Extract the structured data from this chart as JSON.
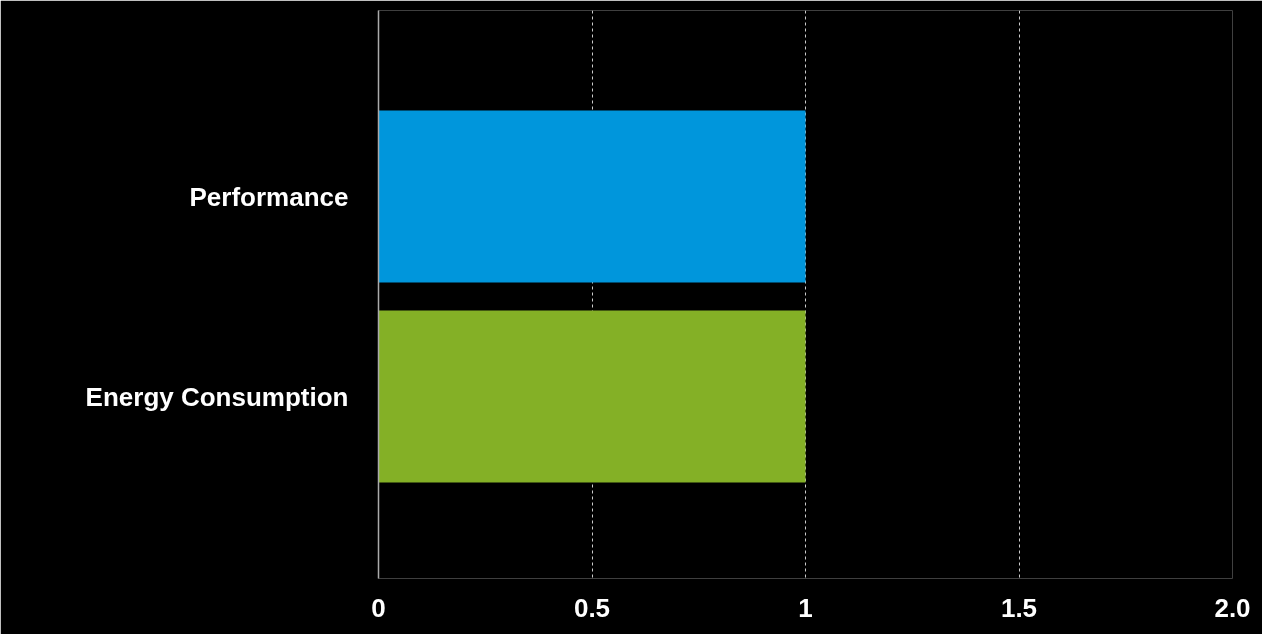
{
  "chart_data": {
    "type": "bar",
    "orientation": "horizontal",
    "categories": [
      "Performance",
      "Energy Consumption"
    ],
    "values": [
      1,
      1
    ],
    "colors": [
      "#0096dc",
      "#84b026"
    ],
    "xlim": [
      0,
      2
    ],
    "xticks": [
      0,
      0.5,
      1,
      1.5,
      {
        "value": 2,
        "label": "2.0"
      }
    ],
    "grid": "x"
  }
}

__________

Problem details >>
Give back the whole listing as it stands, minus its pictures.

Complete response >>
Extract the structured data from this chart as JSON.
{
  "chart_data": {
    "type": "bar",
    "orientation": "horizontal",
    "categories": [
      "Performance",
      "Energy Consumption"
    ],
    "values": [
      1,
      1
    ],
    "colors": [
      "#0096dc",
      "#84b026"
    ],
    "xlim": [
      0,
      2
    ],
    "xticks": [
      0,
      0.5,
      1,
      1.5,
      {
        "value": 2,
        "label": "2.0"
      }
    ],
    "grid": "x"
  }
}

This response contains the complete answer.